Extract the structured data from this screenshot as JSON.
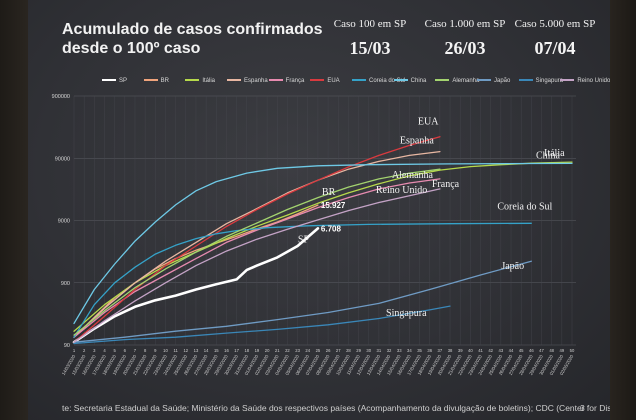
{
  "slide": {
    "title_line1": "Acumulado de casos confirmados",
    "title_line2": "desde o 100º caso",
    "milestones": [
      {
        "label": "Caso 100 em SP",
        "date": "15/03"
      },
      {
        "label": "Caso 1.000 em SP",
        "date": "26/03"
      },
      {
        "label": "Caso 5.000 em SP",
        "date": "07/04"
      }
    ],
    "source": "te: Secretaria Estadual da Saúde; Ministério da Saúde dos respectivos países (Acompanhamento da divulgação de boletins); CDC (Center for Disease",
    "page_number": "3"
  },
  "chart_data": {
    "type": "line",
    "y_scale": "log",
    "ylim": [
      90,
      900000
    ],
    "y_ticks": [
      {
        "value": 90,
        "label": "90"
      },
      {
        "value": 900,
        "label": "900"
      },
      {
        "value": 9000,
        "label": "9000"
      },
      {
        "value": 90000,
        "label": "90000"
      },
      {
        "value": 900000,
        "label": "900000"
      }
    ],
    "x_ticks": [
      "14/03/2020",
      "15/03/2020",
      "16/03/2020",
      "17/03/2020",
      "18/03/2020",
      "19/03/2020",
      "20/03/2020",
      "21/03/2020",
      "22/03/2020",
      "23/03/2020",
      "24/03/2020",
      "25/03/2020",
      "26/03/2020",
      "27/03/2020",
      "28/03/2020",
      "29/03/2020",
      "30/03/2020",
      "31/03/2020",
      "01/04/2020",
      "02/04/2020",
      "03/04/2020",
      "04/04/2020",
      "05/04/2020",
      "06/04/2020",
      "07/04/2020",
      "08/04/2020",
      "09/04/2020",
      "10/04/2020",
      "11/04/2020",
      "12/04/2020",
      "13/04/2020",
      "14/04/2020",
      "15/04/2020",
      "16/04/2020",
      "17/04/2020",
      "18/04/2020",
      "19/04/2020",
      "20/04/2020",
      "21/04/2020",
      "22/04/2020",
      "23/04/2020",
      "24/04/2020",
      "25/04/2020",
      "26/04/2020",
      "27/04/2020",
      "28/04/2020",
      "29/04/2020",
      "30/04/2020",
      "01/05/2020",
      "02/05/2020"
    ],
    "x_day_numbers": [
      "1",
      "2",
      "3",
      "4",
      "5",
      "6",
      "7",
      "8",
      "9",
      "10",
      "11",
      "12",
      "13",
      "14",
      "15",
      "16",
      "17",
      "18",
      "19",
      "20",
      "21",
      "22",
      "23",
      "24",
      "25",
      "26",
      "27",
      "28",
      "29",
      "30",
      "31",
      "32",
      "33",
      "34",
      "35",
      "36",
      "37",
      "38",
      "39",
      "40",
      "41",
      "42",
      "43",
      "44",
      "45",
      "46",
      "47",
      "48",
      "49",
      "50"
    ],
    "grid": true,
    "legend_position": "top",
    "series": [
      {
        "name": "SP",
        "color": "#ffffff",
        "label": "SP",
        "end_label": "6.708",
        "days": [
          1,
          3,
          5,
          7,
          9,
          11,
          13,
          15,
          17,
          18,
          19,
          21,
          23,
          25
        ],
        "values": [
          100,
          165,
          260,
          370,
          470,
          560,
          700,
          850,
          1020,
          1450,
          1700,
          2300,
          3500,
          6708
        ]
      },
      {
        "name": "BR",
        "color": "#f0a47c",
        "label": "BR",
        "end_label": "15.927",
        "days": [
          1,
          3,
          5,
          7,
          9,
          11,
          13,
          15,
          17,
          19,
          21,
          23,
          25
        ],
        "values": [
          120,
          250,
          520,
          900,
          1500,
          2200,
          3000,
          3900,
          5000,
          6600,
          8500,
          11500,
          15927
        ]
      },
      {
        "name": "Itália",
        "color": "#b6d94b",
        "label": "Itália",
        "days": [
          1,
          4,
          7,
          10,
          13,
          16,
          19,
          22,
          25,
          28,
          31,
          34,
          37,
          40,
          43,
          46,
          50
        ],
        "values": [
          150,
          400,
          900,
          1700,
          2800,
          4600,
          7300,
          11000,
          17000,
          25000,
          35000,
          47000,
          58000,
          66000,
          71000,
          75000,
          78000
        ]
      },
      {
        "name": "Espanha",
        "color": "#e8b7a2",
        "label": "Espanha",
        "days": [
          1,
          4,
          7,
          10,
          13,
          16,
          19,
          22,
          25,
          28,
          31,
          34,
          37
        ],
        "values": [
          120,
          350,
          900,
          2000,
          4000,
          8000,
          14000,
          25000,
          40000,
          60000,
          80000,
          100000,
          115000
        ]
      },
      {
        "name": "França",
        "color": "#e78bb0",
        "label": "França",
        "days": [
          1,
          4,
          7,
          10,
          13,
          16,
          19,
          22,
          25,
          28,
          31,
          34,
          37
        ],
        "values": [
          120,
          300,
          650,
          1200,
          2200,
          4000,
          6300,
          9500,
          14500,
          21000,
          29000,
          36000,
          42000
        ]
      },
      {
        "name": "EUA",
        "color": "#d93a3f",
        "label": "EUA",
        "days": [
          1,
          4,
          7,
          10,
          13,
          16,
          19,
          22,
          25,
          28,
          31,
          34,
          37
        ],
        "values": [
          100,
          260,
          700,
          1700,
          3500,
          7200,
          13500,
          24000,
          40000,
          65000,
          100000,
          145000,
          200000
        ]
      },
      {
        "name": "Coreia do Sul",
        "color": "#35a2c8",
        "label": "Coreia do Sul",
        "days": [
          1,
          3,
          5,
          7,
          9,
          11,
          13,
          15,
          17,
          20,
          24,
          30,
          38,
          46
        ],
        "values": [
          120,
          400,
          900,
          1600,
          2600,
          3600,
          4600,
          5500,
          6200,
          6900,
          7400,
          7800,
          8000,
          8100
        ]
      },
      {
        "name": "China",
        "color": "#6ec9e6",
        "label": "China",
        "days": [
          1,
          3,
          5,
          7,
          9,
          11,
          13,
          15,
          18,
          21,
          25,
          30,
          38,
          46,
          50
        ],
        "values": [
          200,
          700,
          1800,
          4200,
          8500,
          16000,
          27000,
          38000,
          52000,
          62000,
          68000,
          71000,
          73000,
          74000,
          74500
        ]
      },
      {
        "name": "Alemanha",
        "color": "#a3d36f",
        "label": "Alemanha",
        "days": [
          1,
          4,
          7,
          10,
          13,
          16,
          19,
          22,
          25,
          28,
          31,
          34,
          37
        ],
        "values": [
          130,
          320,
          750,
          1500,
          2800,
          5000,
          8200,
          13500,
          21000,
          31000,
          42000,
          52000,
          60000
        ]
      },
      {
        "name": "Japão",
        "color": "#6f9bc4",
        "label": "Japão",
        "days": [
          1,
          6,
          11,
          16,
          21,
          26,
          31,
          36,
          41,
          46
        ],
        "values": [
          100,
          120,
          150,
          180,
          230,
          300,
          420,
          700,
          1200,
          2000
        ]
      },
      {
        "name": "Singapura",
        "color": "#3a87b8",
        "label": "Singapura",
        "days": [
          1,
          6,
          11,
          16,
          21,
          26,
          31,
          36,
          38
        ],
        "values": [
          95,
          110,
          120,
          140,
          160,
          190,
          240,
          330,
          380
        ]
      },
      {
        "name": "Reino Unido",
        "color": "#c4a3c6",
        "label": "Reino Unido",
        "days": [
          1,
          4,
          7,
          10,
          13,
          16,
          19,
          22,
          25,
          28,
          31,
          34,
          37
        ],
        "values": [
          100,
          220,
          460,
          900,
          1700,
          2900,
          4500,
          6500,
          9200,
          13000,
          17500,
          22500,
          29000
        ]
      }
    ]
  }
}
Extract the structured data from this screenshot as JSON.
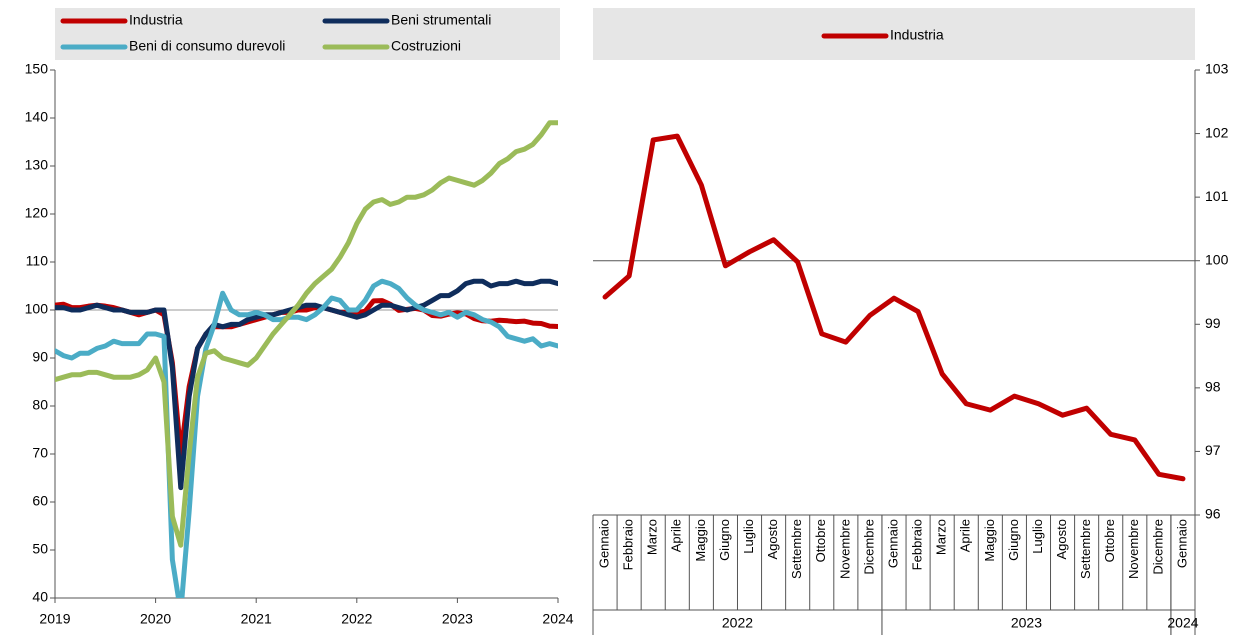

····················

## EXERCISE
Print out the material word for word, omitting the pictures.

## SOLUTION TO THE PROBLEM
Extract the structured data from this screenshot as JSON.
{
  "slide": {
    "title_line1": "Acumulado de casos confirmados",
    "title_line2": "desde o 100º caso",
    "milestones": [
      {
        "label": "Caso 100 em SP",
        "date": "15/03"
      },
      {
        "label": "Caso 1.000 em SP",
        "date": "26/03"
      },
      {
        "label": "Caso 5.000 em SP",
        "date": "07/04"
      }
    ],
    "source": "te: Secretaria Estadual da Saúde; Ministério da Saúde dos respectivos países (Acompanhamento da divulgação de boletins); CDC (Center for Disease",
    "page_number": "3"
  },
  "chart_data": {
    "type": "line",
    "y_scale": "log",
    "ylim": [
      90,
      900000
    ],
    "y_ticks": [
      {
        "value": 90,
        "label": "90"
      },
      {
        "value": 900,
        "label": "900"
      },
      {
        "value": 9000,
        "label": "9000"
      },
      {
        "value": 90000,
        "label": "90000"
      },
      {
        "value": 900000,
        "label": "900000"
      }
    ],
    "x_ticks": [
      "14/03/2020",
      "15/03/2020",
      "16/03/2020",
      "17/03/2020",
      "18/03/2020",
      "19/03/2020",
      "20/03/2020",
      "21/03/2020",
      "22/03/2020",
      "23/03/2020",
      "24/03/2020",
      "25/03/2020",
      "26/03/2020",
      "27/03/2020",
      "28/03/2020",
      "29/03/2020",
      "30/03/2020",
      "31/03/2020",
      "01/04/2020",
      "02/04/2020",
      "03/04/2020",
      "04/04/2020",
      "05/04/2020",
      "06/04/2020",
      "07/04/2020",
      "08/04/2020",
      "09/04/2020",
      "10/04/2020",
      "11/04/2020",
      "12/04/2020",
      "13/04/2020",
      "14/04/2020",
      "15/04/2020",
      "16/04/2020",
      "17/04/2020",
      "18/04/2020",
      "19/04/2020",
      "20/04/2020",
      "21/04/2020",
      "22/04/2020",
      "23/04/2020",
      "24/04/2020",
      "25/04/2020",
      "26/04/2020",
      "27/04/2020",
      "28/04/2020",
      "29/04/2020",
      "30/04/2020",
      "01/05/2020",
      "02/05/2020"
    ],
    "x_day_numbers": [
      "1",
      "2",
      "3",
      "4",
      "5",
      "6",
      "7",
      "8",
      "9",
      "10",
      "11",
      "12",
      "13",
      "14",
      "15",
      "16",
      "17",
      "18",
      "19",
      "20",
      "21",
      "22",
      "23",
      "24",
      "25",
      "26",
      "27",
      "28",
      "29",
      "30",
      "31",
      "32",
      "33",
      "34",
      "35",
      "36",
      "37",
      "38",
      "39",
      "40",
      "41",
      "42",
      "43",
      "44",
      "45",
      "46",
      "47",
      "48",
      "49",
      "50"
    ],
    "grid": true,
    "legend_position": "top",
    "series": [
      {
        "name": "SP",
        "color": "#ffffff",
        "label": "SP",
        "end_label": "6.708",
        "days": [
          1,
          3,
          5,
          7,
          9,
          11,
          13,
          15,
          17,
          18,
          19,
          21,
          23,
          25
        ],
        "values": [
          100,
          165,
          260,
          370,
          470,
          560,
          700,
          850,
          1020,
          1450,
          1700,
          2300,
          3500,
          6708
        ]
      },
      {
        "name": "BR",
        "color": "#f0a47c",
        "label": "BR",
        "end_label": "15.927",
        "days": [
          1,
          3,
          5,
          7,
          9,
          11,
          13,
          15,
          17,
          19,
          21,
          23,
          25
        ],
        "values": [
          120,
          250,
          520,
          900,
          1500,
          2200,
          3000,
          3900,
          5000,
          6600,
          8500,
          11500,
          15927
        ]
      },
      {
        "name": "Itália",
        "color": "#b6d94b",
        "label": "Itália",
        "days": [
          1,
          4,
          7,
          10,
          13,
          16,
          19,
          22,
          25,
          28,
          31,
          34,
          37,
          40,
          43,
          46,
          50
        ],
        "values": [
          150,
          400,
          900,
          1700,
          2800,
          4600,
          7300,
          11000,
          17000,
          25000,
          35000,
          47000,
          58000,
          66000,
          71000,
          75000,
          78000
        ]
      },
      {
        "name": "Espanha",
        "color": "#e8b7a2",
        "label": "Espanha",
        "days": [
          1,
          4,
          7,
          10,
          13,
          16,
          19,
          22,
          25,
          28,
          31,
          34,
          37
        ],
        "values": [
          120,
          350,
          900,
          2000,
          4000,
          8000,
          14000,
          25000,
          40000,
          60000,
          80000,
          100000,
          115000
        ]
      },
      {
        "name": "França",
        "color": "#e78bb0",
        "label": "França",
        "days": [
          1,
          4,
          7,
          10,
          13,
          16,
          19,
          22,
          25,
          28,
          31,
          34,
          37
        ],
        "values": [
          120,
          300,
          650,
          1200,
          2200,
          4000,
          6300,
          9500,
          14500,
          21000,
          29000,
          36000,
          42000
        ]
      },
      {
        "name": "EUA",
        "color": "#d93a3f",
        "label": "EUA",
        "days": [
          1,
          4,
          7,
          10,
          13,
          16,
          19,
          22,
          25,
          28,
          31,
          34,
          37
        ],
        "values": [
          100,
          260,
          700,
          1700,
          3500,
          7200,
          13500,
          24000,
          40000,
          65000,
          100000,
          145000,
          200000
        ]
      },
      {
        "name": "Coreia do Sul",
        "color": "#35a2c8",
        "label": "Coreia do Sul",
        "days": [
          1,
          3,
          5,
          7,
          9,
          11,
          13,
          15,
          17,
          20,
          24,
          30,
          38,
          46
        ],
        "values": [
          120,
          400,
          900,
          1600,
          2600,
          3600,
          4600,
          5500,
          6200,
          6900,
          7400,
          7800,
          8000,
          8100
        ]
      },
      {
        "name": "China",
        "color": "#6ec9e6",
        "label": "China",
        "days": [
          1,
          3,
          5,
          7,
          9,
          11,
          13,
          15,
          18,
          21,
          25,
          30,
          38,
          46,
          50
        ],
        "values": [
          200,
          700,
          1800,
          4200,
          8500,
          16000,
          27000,
          38000,
          52000,
          62000,
          68000,
          71000,
          73000,
          74000,
          74500
        ]
      },
      {
        "name": "Alemanha",
        "color": "#a3d36f",
        "label": "Alemanha",
        "days": [
          1,
          4,
          7,
          10,
          13,
          16,
          19,
          22,
          25,
          28,
          31,
          34,
          37
        ],
        "values": [
          130,
          320,
          750,
          1500,
          2800,
          5000,
          8200,
          13500,
          21000,
          31000,
          42000,
          52000,
          60000
        ]
      },
      {
        "name": "Japão",
        "color": "#6f9bc4",
        "label": "Japão",
        "days": [
          1,
          6,
          11,
          16,
          21,
          26,
          31,
          36,
          41,
          46
        ],
        "values": [
          100,
          120,
          150,
          180,
          230,
          300,
          420,
          700,
          1200,
          2000
        ]
      },
      {
        "name": "Singapura",
        "color": "#3a87b8",
        "label": "Singapura",
        "days": [
          1,
          6,
          11,
          16,
          21,
          26,
          31,
          36,
          38
        ],
        "values": [
          95,
          110,
          120,
          140,
          160,
          190,
          240,
          330,
          380
        ]
      },
      {
        "name": "Reino Unido",
        "color": "#c4a3c6",
        "label": "Reino Unido",
        "days": [
          1,
          4,
          7,
          10,
          13,
          16,
          19,
          22,
          25,
          28,
          31,
          34,
          37
        ],
        "values": [
          100,
          220,
          460,
          900,
          1700,
          2900,
          4500,
          6500,
          9200,
          13000,
          17500,
          22500,
          29000
        ]
      }
    ]
  }
}
Extract the structured data from this screenshot as JSON.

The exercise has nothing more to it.